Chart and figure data
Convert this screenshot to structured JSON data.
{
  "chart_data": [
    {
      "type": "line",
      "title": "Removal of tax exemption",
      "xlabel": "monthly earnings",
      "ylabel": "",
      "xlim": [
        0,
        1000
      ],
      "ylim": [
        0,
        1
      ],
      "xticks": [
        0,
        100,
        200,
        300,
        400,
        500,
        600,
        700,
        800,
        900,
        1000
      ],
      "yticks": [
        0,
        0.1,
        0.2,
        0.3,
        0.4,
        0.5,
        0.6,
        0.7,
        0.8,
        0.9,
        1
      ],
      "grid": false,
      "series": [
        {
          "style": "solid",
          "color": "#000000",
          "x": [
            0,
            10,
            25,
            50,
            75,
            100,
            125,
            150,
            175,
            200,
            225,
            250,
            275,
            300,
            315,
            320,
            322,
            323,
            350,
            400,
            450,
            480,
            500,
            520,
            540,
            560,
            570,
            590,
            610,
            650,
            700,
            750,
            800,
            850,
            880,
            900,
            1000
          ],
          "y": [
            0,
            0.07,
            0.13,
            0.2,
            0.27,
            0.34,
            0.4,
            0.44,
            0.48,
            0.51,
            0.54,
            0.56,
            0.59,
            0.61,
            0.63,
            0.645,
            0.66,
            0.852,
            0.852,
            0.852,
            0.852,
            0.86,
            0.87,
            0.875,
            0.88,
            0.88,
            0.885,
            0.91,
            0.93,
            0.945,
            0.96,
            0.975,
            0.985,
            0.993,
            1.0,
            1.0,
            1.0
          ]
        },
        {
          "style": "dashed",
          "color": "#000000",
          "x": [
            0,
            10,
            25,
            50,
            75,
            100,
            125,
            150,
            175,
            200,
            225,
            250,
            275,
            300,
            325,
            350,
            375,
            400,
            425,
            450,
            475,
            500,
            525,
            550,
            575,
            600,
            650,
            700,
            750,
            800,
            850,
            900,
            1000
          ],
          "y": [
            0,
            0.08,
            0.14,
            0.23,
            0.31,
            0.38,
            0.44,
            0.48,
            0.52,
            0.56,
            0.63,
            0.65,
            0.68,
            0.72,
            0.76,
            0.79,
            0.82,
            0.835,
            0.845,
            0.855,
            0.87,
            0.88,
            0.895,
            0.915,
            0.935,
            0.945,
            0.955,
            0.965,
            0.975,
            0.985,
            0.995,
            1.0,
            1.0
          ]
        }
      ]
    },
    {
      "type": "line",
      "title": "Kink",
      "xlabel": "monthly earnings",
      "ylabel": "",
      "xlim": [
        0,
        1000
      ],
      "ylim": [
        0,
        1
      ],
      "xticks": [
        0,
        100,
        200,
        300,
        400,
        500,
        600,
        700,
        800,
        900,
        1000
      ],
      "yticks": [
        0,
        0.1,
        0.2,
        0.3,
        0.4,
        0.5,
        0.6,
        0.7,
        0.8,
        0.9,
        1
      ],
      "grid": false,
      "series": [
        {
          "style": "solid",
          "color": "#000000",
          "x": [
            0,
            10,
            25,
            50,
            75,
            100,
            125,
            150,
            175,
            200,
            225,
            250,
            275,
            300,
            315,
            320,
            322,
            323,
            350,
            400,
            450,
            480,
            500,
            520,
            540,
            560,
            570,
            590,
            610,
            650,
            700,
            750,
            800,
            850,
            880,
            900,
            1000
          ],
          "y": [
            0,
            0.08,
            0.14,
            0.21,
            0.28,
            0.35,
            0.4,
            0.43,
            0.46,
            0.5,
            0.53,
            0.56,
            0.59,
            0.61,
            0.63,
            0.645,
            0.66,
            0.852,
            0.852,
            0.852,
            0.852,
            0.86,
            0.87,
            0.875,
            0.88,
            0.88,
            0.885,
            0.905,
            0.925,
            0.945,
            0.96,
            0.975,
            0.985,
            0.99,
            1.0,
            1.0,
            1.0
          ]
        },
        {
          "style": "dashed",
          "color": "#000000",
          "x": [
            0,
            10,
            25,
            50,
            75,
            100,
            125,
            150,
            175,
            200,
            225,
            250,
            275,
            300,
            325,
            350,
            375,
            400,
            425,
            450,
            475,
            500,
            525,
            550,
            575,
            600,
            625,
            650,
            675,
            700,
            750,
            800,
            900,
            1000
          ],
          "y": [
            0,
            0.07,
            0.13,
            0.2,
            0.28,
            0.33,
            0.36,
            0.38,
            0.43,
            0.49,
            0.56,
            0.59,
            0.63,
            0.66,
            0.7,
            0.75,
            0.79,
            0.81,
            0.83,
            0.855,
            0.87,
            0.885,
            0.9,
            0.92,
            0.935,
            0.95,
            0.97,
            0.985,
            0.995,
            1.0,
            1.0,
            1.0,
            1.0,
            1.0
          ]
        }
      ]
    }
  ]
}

TASK OBJECTIVE.
Write out all the records above again, exactly as they stand.

EXERCISE OUTPUT.
Convert this screenshot to structured JSON data.
{
  "chart_data": [
    {
      "type": "line",
      "title": "Removal of tax exemption",
      "xlabel": "monthly earnings",
      "ylabel": "",
      "xlim": [
        0,
        1000
      ],
      "ylim": [
        0,
        1
      ],
      "xticks": [
        0,
        100,
        200,
        300,
        400,
        500,
        600,
        700,
        800,
        900,
        1000
      ],
      "yticks": [
        0,
        0.1,
        0.2,
        0.3,
        0.4,
        0.5,
        0.6,
        0.7,
        0.8,
        0.9,
        1
      ],
      "grid": false,
      "series": [
        {
          "style": "solid",
          "color": "#000000",
          "x": [
            0,
            10,
            25,
            50,
            75,
            100,
            125,
            150,
            175,
            200,
            225,
            250,
            275,
            300,
            315,
            320,
            322,
            323,
            350,
            400,
            450,
            480,
            500,
            520,
            540,
            560,
            570,
            590,
            610,
            650,
            700,
            750,
            800,
            850,
            880,
            900,
            1000
          ],
          "y": [
            0,
            0.07,
            0.13,
            0.2,
            0.27,
            0.34,
            0.4,
            0.44,
            0.48,
            0.51,
            0.54,
            0.56,
            0.59,
            0.61,
            0.63,
            0.645,
            0.66,
            0.852,
            0.852,
            0.852,
            0.852,
            0.86,
            0.87,
            0.875,
            0.88,
            0.88,
            0.885,
            0.91,
            0.93,
            0.945,
            0.96,
            0.975,
            0.985,
            0.993,
            1.0,
            1.0,
            1.0
          ]
        },
        {
          "style": "dashed",
          "color": "#000000",
          "x": [
            0,
            10,
            25,
            50,
            75,
            100,
            125,
            150,
            175,
            200,
            225,
            250,
            275,
            300,
            325,
            350,
            375,
            400,
            425,
            450,
            475,
            500,
            525,
            550,
            575,
            600,
            650,
            700,
            750,
            800,
            850,
            900,
            1000
          ],
          "y": [
            0,
            0.08,
            0.14,
            0.23,
            0.31,
            0.38,
            0.44,
            0.48,
            0.52,
            0.56,
            0.63,
            0.65,
            0.68,
            0.72,
            0.76,
            0.79,
            0.82,
            0.835,
            0.845,
            0.855,
            0.87,
            0.88,
            0.895,
            0.915,
            0.935,
            0.945,
            0.955,
            0.965,
            0.975,
            0.985,
            0.995,
            1.0,
            1.0
          ]
        }
      ]
    },
    {
      "type": "line",
      "title": "Kink",
      "xlabel": "monthly earnings",
      "ylabel": "",
      "xlim": [
        0,
        1000
      ],
      "ylim": [
        0,
        1
      ],
      "xticks": [
        0,
        100,
        200,
        300,
        400,
        500,
        600,
        700,
        800,
        900,
        1000
      ],
      "yticks": [
        0,
        0.1,
        0.2,
        0.3,
        0.4,
        0.5,
        0.6,
        0.7,
        0.8,
        0.9,
        1
      ],
      "grid": false,
      "series": [
        {
          "style": "solid",
          "color": "#000000",
          "x": [
            0,
            10,
            25,
            50,
            75,
            100,
            125,
            150,
            175,
            200,
            225,
            250,
            275,
            300,
            315,
            320,
            322,
            323,
            350,
            400,
            450,
            480,
            500,
            520,
            540,
            560,
            570,
            590,
            610,
            650,
            700,
            750,
            800,
            850,
            880,
            900,
            1000
          ],
          "y": [
            0,
            0.08,
            0.14,
            0.21,
            0.28,
            0.35,
            0.4,
            0.43,
            0.46,
            0.5,
            0.53,
            0.56,
            0.59,
            0.61,
            0.63,
            0.645,
            0.66,
            0.852,
            0.852,
            0.852,
            0.852,
            0.86,
            0.87,
            0.875,
            0.88,
            0.88,
            0.885,
            0.905,
            0.925,
            0.945,
            0.96,
            0.975,
            0.985,
            0.99,
            1.0,
            1.0,
            1.0
          ]
        },
        {
          "style": "dashed",
          "color": "#000000",
          "x": [
            0,
            10,
            25,
            50,
            75,
            100,
            125,
            150,
            175,
            200,
            225,
            250,
            275,
            300,
            325,
            350,
            375,
            400,
            425,
            450,
            475,
            500,
            525,
            550,
            575,
            600,
            625,
            650,
            675,
            700,
            750,
            800,
            900,
            1000
          ],
          "y": [
            0,
            0.07,
            0.13,
            0.2,
            0.28,
            0.33,
            0.36,
            0.38,
            0.43,
            0.49,
            0.56,
            0.59,
            0.63,
            0.66,
            0.7,
            0.75,
            0.79,
            0.81,
            0.83,
            0.855,
            0.87,
            0.885,
            0.9,
            0.92,
            0.935,
            0.95,
            0.97,
            0.985,
            0.995,
            1.0,
            1.0,
            1.0,
            1.0,
            1.0
          ]
        }
      ]
    }
  ]
}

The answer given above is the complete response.